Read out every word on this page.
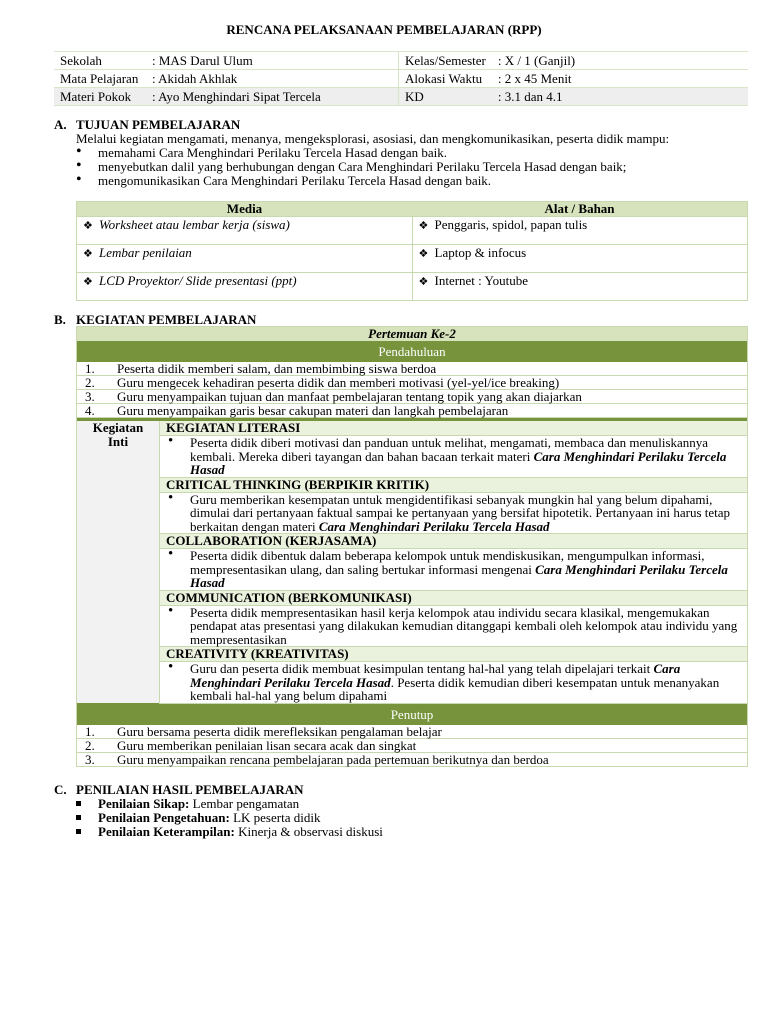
RENCANA PELAKSANAAN PEMBELAJARAN (RPP)
Sekolah	: MAS Darul Ulum	Kelas/Semester	: X / 1 (Ganjil)
Mata Pelajaran	: Akidah Akhlak	Alokasi Waktu	: 2 x 45 Menit
Materi Pokok	: Ayo Menghindari Sipat Tercela	KD	: 3.1 dan 4.1
A. TUJUAN PEMBELAJARAN
Melalui kegiatan mengamati, menanya, mengeksplorasi, asosiasi, dan mengkomunikasikan, peserta didik mampu:
• memahami Cara Menghindari Perilaku Tercela Hasad dengan baik.
• menyebutkan dalil yang berhubungan dengan Cara Menghindari Perilaku Tercela Hasad dengan baik;
• mengomunikasikan Cara Menghindari Perilaku Tercela Hasad dengan baik.
Media	Alat / Bahan
❖ Worksheet atau lembar kerja (siswa)	❖ Penggaris, spidol, papan tulis
❖ Lembar penilaian	❖ Laptop & infocus
❖ LCD Proyektor/ Slide presentasi (ppt)	❖ Internet : Youtube
B. KEGIATAN PEMBELAJARAN
Pertemuan Ke-2
Pendahuluan
1. Peserta didik memberi salam, dan membimbing siswa berdoa
2. Guru mengecek kehadiran peserta didik dan memberi motivasi (yel-yel/ice breaking)
3. Guru menyampaikan tujuan dan manfaat pembelajaran tentang topik yang akan diajarkan
4. Guru menyampaikan garis besar cakupan materi dan langkah pembelajaran

Kegiatan
Inti
	KEGIATAN LITERASI

• Peserta didik diberi motivasi dan panduan untuk melihat, mengamati, membaca dan menuliskannya kembali. Mereka diberi tayangan dan bahan bacaan terkait materi Cara Menghindari Perilaku Tercela Hasad
CRITICAL THINKING (BERPIKIR KRITIK)

• Guru memberikan kesempatan untuk mengidentifikasi sebanyak mungkin hal yang belum dipahami, dimulai dari pertanyaan faktual sampai ke pertanyaan yang bersifat hipotetik. Pertanyaan ini harus tetap berkaitan dengan materi Cara Menghindari Perilaku Tercela Hasad
COLLABORATION (KERJASAMA)

• Peserta didik dibentuk dalam beberapa kelompok untuk mendiskusikan, mengumpulkan informasi, mempresentasikan ulang, dan saling bertukar informasi mengenai Cara Menghindari Perilaku Tercela Hasad
COMMUNICATION (BERKOMUNIKASI)

• Peserta didik mempresentasikan hasil kerja kelompok atau individu secara klasikal, mengemukakan pendapat atas presentasi yang dilakukan kemudian ditanggapi kembali oleh kelompok atau individu yang mempresentasikan
CREATIVITY (KREATIVITAS)

• Guru dan peserta didik membuat kesimpulan tentang hal-hal yang telah dipelajari terkait Cara Menghindari Perilaku Tercela Hasad. Peserta didik kemudian diberi kesempatan untuk menanyakan kembali hal-hal yang belum dipahami
Penutup
1. Guru bersama peserta didik merefleksikan pengalaman belajar
2. Guru memberikan penilaian lisan secara acak dan singkat
3. Guru menyampaikan rencana pembelajaran pada pertemuan berikutnya dan berdoa
C. PENILAIAN HASIL PEMBELAJARAN
Penilaian Sikap: Lembar pengamatan
Penilaian Pengetahuan: LK peserta didik
Penilaian Keterampilan: Kinerja & observasi diskusi
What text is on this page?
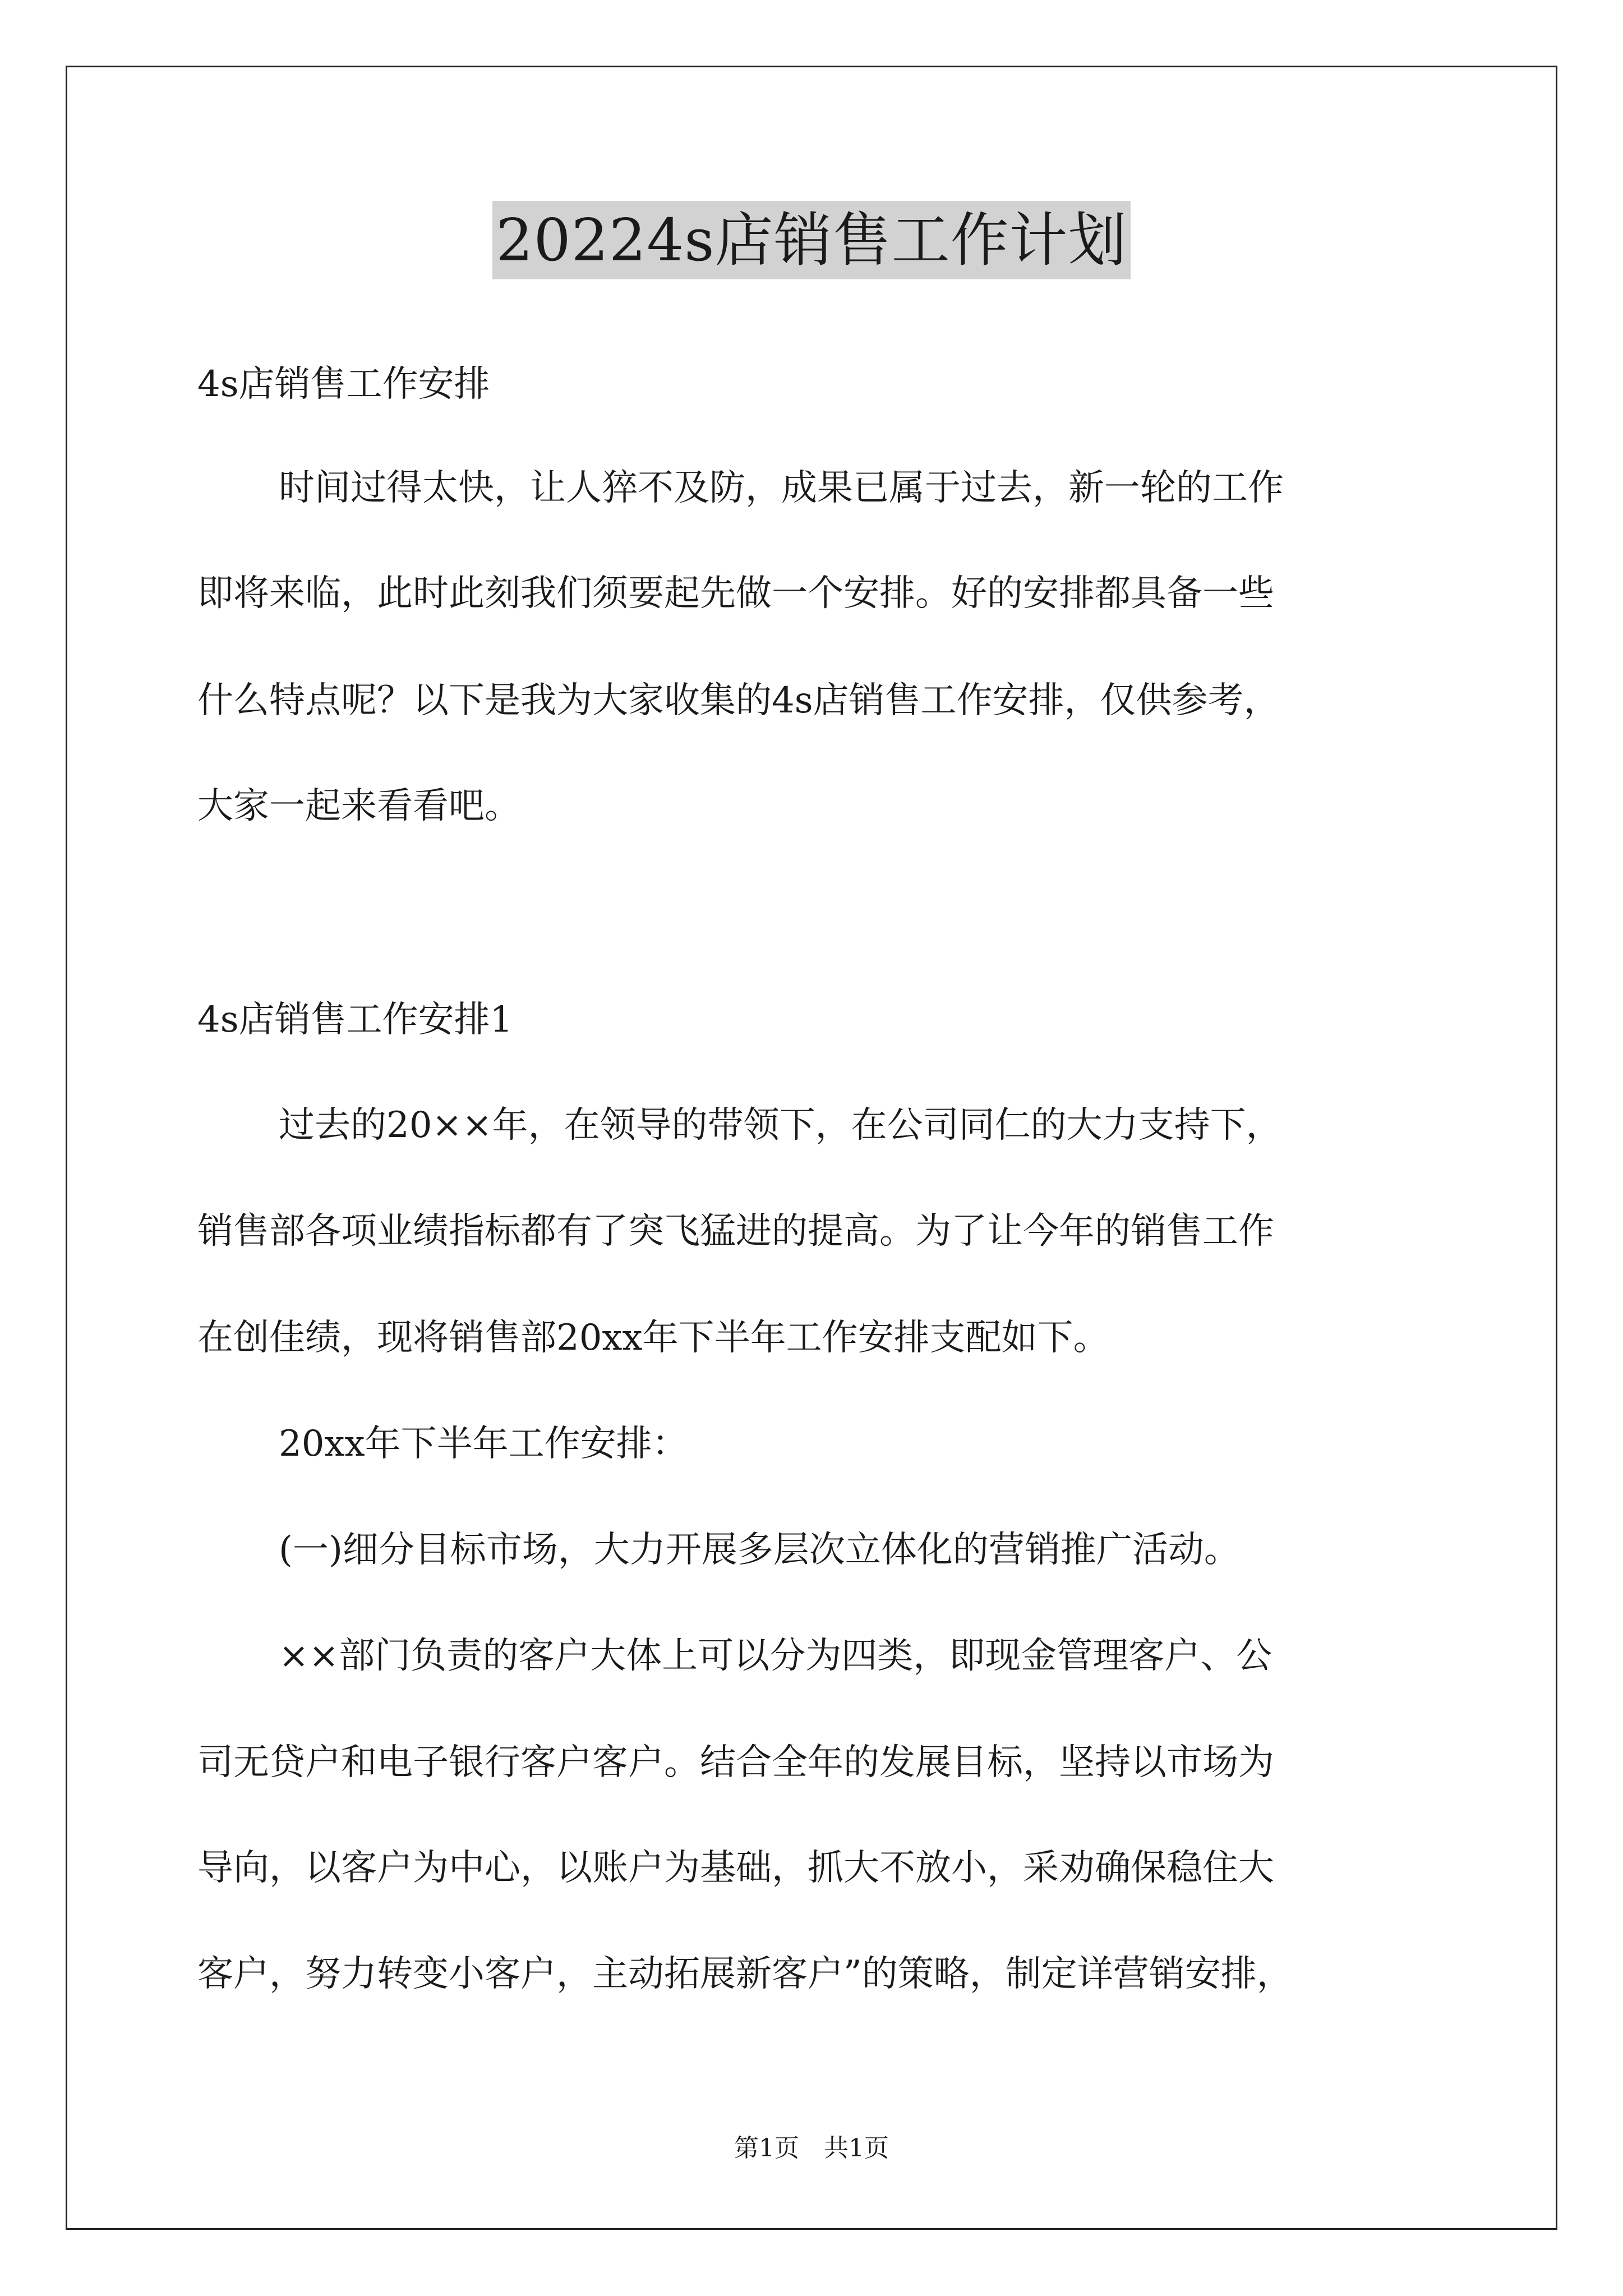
20224s店销售工作计划
4s店销售工作安排
时间过得太快，让人猝不及防，成果已属于过去，新一轮的工作
即将来临，此时此刻我们须要起先做一个安排。好的安排都具备一些
什么特点呢？以下是我为大家收集的4s店销售工作安排，仅供参考，
大家一起来看看吧。
4s店销售工作安排1
过去的20××年，在领导的带领下，在公司同仁的大力支持下，
销售部各项业绩指标都有了突飞猛进的提高。为了让今年的销售工作
在创佳绩，现将销售部20xx年下半年工作安排支配如下。
20xx年下半年工作安排：
(一)细分目标市场，大力开展多层次立体化的营销推广活动。
××部门负责的客户大体上可以分为四类，即现金管理客户、公
司无贷户和电子银行客户客户。结合全年的发展目标，坚持以市场为
导向，以客户为中心，以账户为基础，抓大不放小，采劝确保稳住大
客户，努力转变小客户，主动拓展新客户”的策略，制定详营销安排，
第1页　共1页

== Short exercise ==
Without including any pictures, output all the entries above exactly.

== Right answer ==
Read out every word on this page.
RENCANA PELAKSANAAN PEMBELAJARAN (RPP)
Sekolah	: MAS Darul Ulum	Kelas/Semester	: X / 1 (Ganjil)
Mata Pelajaran	: Akidah Akhlak	Alokasi Waktu	: 2 x 45 Menit
Materi Pokok	: Ayo Menghindari Sipat Tercela	KD	: 3.1 dan 4.1
A. TUJUAN PEMBELAJARAN
Melalui kegiatan mengamati, menanya, mengeksplorasi, asosiasi, dan mengkomunikasikan, peserta didik mampu:
• memahami Cara Menghindari Perilaku Tercela Hasad dengan baik.
• menyebutkan dalil yang berhubungan dengan Cara Menghindari Perilaku Tercela Hasad dengan baik;
• mengomunikasikan Cara Menghindari Perilaku Tercela Hasad dengan baik.
Media	Alat / Bahan
❖ Worksheet atau lembar kerja (siswa)	❖ Penggaris, spidol, papan tulis
❖ Lembar penilaian	❖ Laptop & infocus
❖ LCD Proyektor/ Slide presentasi (ppt)	❖ Internet : Youtube
B. KEGIATAN PEMBELAJARAN
Pertemuan Ke-2
Pendahuluan
1. Peserta didik memberi salam, dan membimbing siswa berdoa
2. Guru mengecek kehadiran peserta didik dan memberi motivasi (yel-yel/ice breaking)
3. Guru menyampaikan tujuan dan manfaat pembelajaran tentang topik yang akan diajarkan
4. Guru menyampaikan garis besar cakupan materi dan langkah pembelajaran

Kegiatan
Inti
	KEGIATAN LITERASI

• Peserta didik diberi motivasi dan panduan untuk melihat, mengamati, membaca dan menuliskannya kembali. Mereka diberi tayangan dan bahan bacaan terkait materi Cara Menghindari Perilaku Tercela Hasad
CRITICAL THINKING (BERPIKIR KRITIK)

• Guru memberikan kesempatan untuk mengidentifikasi sebanyak mungkin hal yang belum dipahami, dimulai dari pertanyaan faktual sampai ke pertanyaan yang bersifat hipotetik. Pertanyaan ini harus tetap berkaitan dengan materi Cara Menghindari Perilaku Tercela Hasad
COLLABORATION (KERJASAMA)

• Peserta didik dibentuk dalam beberapa kelompok untuk mendiskusikan, mengumpulkan informasi, mempresentasikan ulang, dan saling bertukar informasi mengenai Cara Menghindari Perilaku Tercela Hasad
COMMUNICATION (BERKOMUNIKASI)

• Peserta didik mempresentasikan hasil kerja kelompok atau individu secara klasikal, mengemukakan pendapat atas presentasi yang dilakukan kemudian ditanggapi kembali oleh kelompok atau individu yang mempresentasikan
CREATIVITY (KREATIVITAS)

• Guru dan peserta didik membuat kesimpulan tentang hal-hal yang telah dipelajari terkait Cara Menghindari Perilaku Tercela Hasad. Peserta didik kemudian diberi kesempatan untuk menanyakan kembali hal-hal yang belum dipahami
Penutup
1. Guru bersama peserta didik merefleksikan pengalaman belajar
2. Guru memberikan penilaian lisan secara acak dan singkat
3. Guru menyampaikan rencana pembelajaran pada pertemuan berikutnya dan berdoa
C. PENILAIAN HASIL PEMBELAJARAN
Penilaian Sikap: Lembar pengamatan
Penilaian Pengetahuan: LK peserta didik
Penilaian Keterampilan: Kinerja & observasi diskusi
What text is on this page?
20224s店销售工作计划
4s店销售工作安排
时间过得太快，让人猝不及防，成果已属于过去，新一轮的工作
即将来临，此时此刻我们须要起先做一个安排。好的安排都具备一些
什么特点呢？以下是我为大家收集的4s店销售工作安排，仅供参考，
大家一起来看看吧。
4s店销售工作安排1
过去的20××年，在领导的带领下，在公司同仁的大力支持下，
销售部各项业绩指标都有了突飞猛进的提高。为了让今年的销售工作
在创佳绩，现将销售部20xx年下半年工作安排支配如下。
20xx年下半年工作安排：
(一)细分目标市场，大力开展多层次立体化的营销推广活动。
××部门负责的客户大体上可以分为四类，即现金管理客户、公
司无贷户和电子银行客户客户。结合全年的发展目标，坚持以市场为
导向，以客户为中心，以账户为基础，抓大不放小，采劝确保稳住大
客户，努力转变小客户，主动拓展新客户”的策略，制定详营销安排，
第1页　共1页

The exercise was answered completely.